Below are some records. Say how many of their lines contain the string "tersebut", and give nothing but the number.

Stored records
+===+

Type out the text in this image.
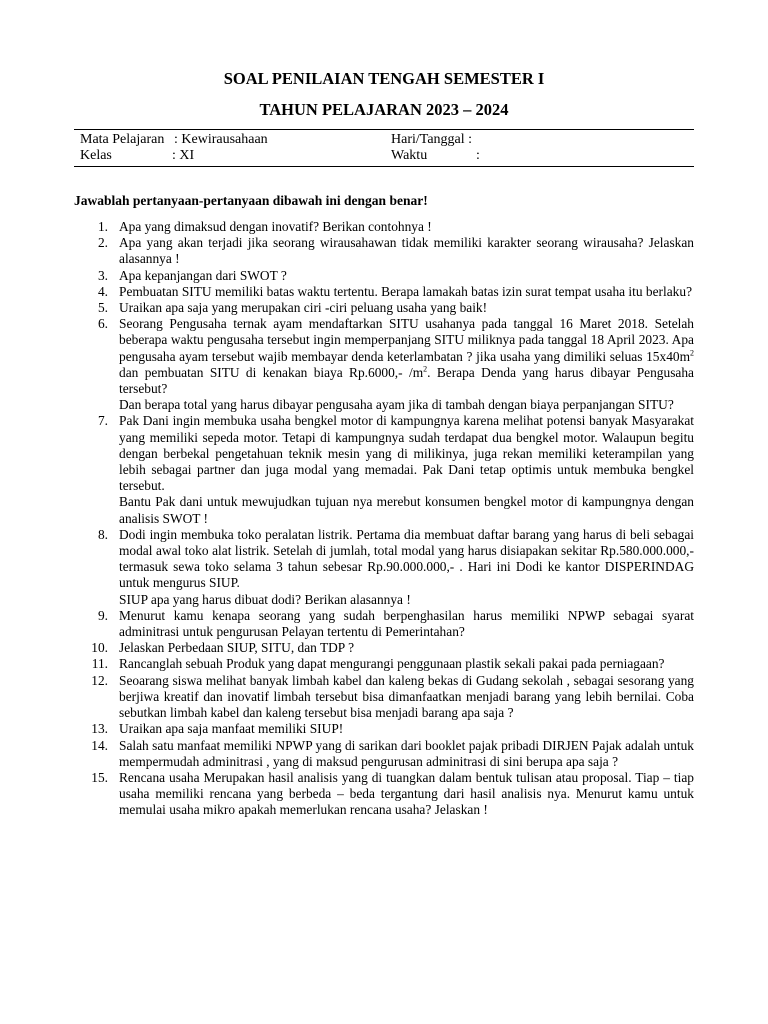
SOAL PENILAIAN TENGAH SEMESTER I
TAHUN PELAJARAN 2023 – 2024
Mata Pelajaran : Kewirausahaan	Hari/Tanggal :
Kelas	: XI	Waktu	:
Jawablah pertanyaan-pertanyaan dibawah ini dengan benar!
1. Apa yang dimaksud dengan inovatif? Berikan contohnya !
2. Apa yang akan terjadi jika seorang wirausahawan tidak memiliki karakter seorang wirausaha? Jelaskan alasannya !
3. Apa kepanjangan dari SWOT ?
4. Pembuatan SITU memiliki batas waktu tertentu. Berapa lamakah batas izin surat tempat usaha itu berlaku?
5. Uraikan apa saja yang merupakan ciri -ciri peluang usaha yang baik!
6. Seorang Pengusaha ternak ayam mendaftarkan SITU usahanya pada tanggal 16 Maret 2018. Setelah beberapa waktu pengusaha tersebut ingin memperpanjang SITU miliknya pada tanggal 18 April 2023. Apa pengusaha ayam tersebut wajib membayar denda keterlambatan ? jika usaha yang dimiliki seluas $15x40m^2$ dan pembuatan SITU di kenakan biaya Rp.6000,- $/m^2$. Berapa Denda yang harus dibayar Pengusaha tersebut?
Dan berapa total yang harus dibayar pengusaha ayam jika di tambah dengan biaya perpanjangan SITU?
7. Pak Dani ingin membuka usaha bengkel motor di kampungnya karena melihat potensi banyak Masyarakat yang memiliki sepeda motor. Tetapi di kampungnya sudah terdapat dua bengkel motor. Walaupun begitu dengan berbekal pengetahuan teknik mesin yang di milikinya, juga rekan memiliki keterampilan yang lebih sebagai partner dan juga modal yang memadai. Pak Dani tetap optimis untuk membuka bengkel tersebut.
Bantu Pak dani untuk mewujudkan tujuan nya merebut konsumen bengkel motor di kampungnya dengan analisis SWOT !
8. Dodi ingin membuka toko peralatan listrik. Pertama dia membuat daftar barang yang harus di beli sebagai modal awal toko alat listrik. Setelah di jumlah, total modal yang harus disiapakan sekitar Rp.580.000.000,- termasuk sewa toko selama 3 tahun sebesar Rp.90.000.000,- . Hari ini Dodi ke kantor DISPERINDAG untuk mengurus SIUP.
SIUP apa yang harus dibuat dodi? Berikan alasannya !
9. Menurut kamu kenapa seorang yang sudah berpenghasilan harus memiliki NPWP sebagai syarat adminitrasi untuk pengurusan Pelayan tertentu di Pemerintahan?
10. Jelaskan Perbedaan SIUP, SITU, dan TDP ?
11. Rancanglah sebuah Produk yang dapat mengurangi penggunaan plastik sekali pakai pada perniagaan?
12. Seoarang siswa melihat banyak limbah kabel dan kaleng bekas di Gudang sekolah , sebagai sesorang yang berjiwa kreatif dan inovatif limbah tersebut bisa dimanfaatkan menjadi barang yang lebih bernilai. Coba sebutkan limbah kabel dan kaleng tersebut bisa menjadi barang apa saja ?
13. Uraikan apa saja manfaat memiliki SIUP!
14. Salah satu manfaat memiliki NPWP yang di sarikan dari booklet pajak pribadi DIRJEN Pajak adalah untuk mempermudah adminitrasi , yang di maksud pengurusan adminitrasi di sini berupa apa saja ?
15. Rencana usaha Merupakan hasil analisis yang di tuangkan dalam bentuk tulisan atau proposal. Tiap – tiap usaha memiliki rencana yang berbeda – beda tergantung dari hasil analisis nya. Menurut kamu untuk memulai usaha mikro apakah memerlukan rencana usaha? Jelaskan !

+===+

### Finished answer
3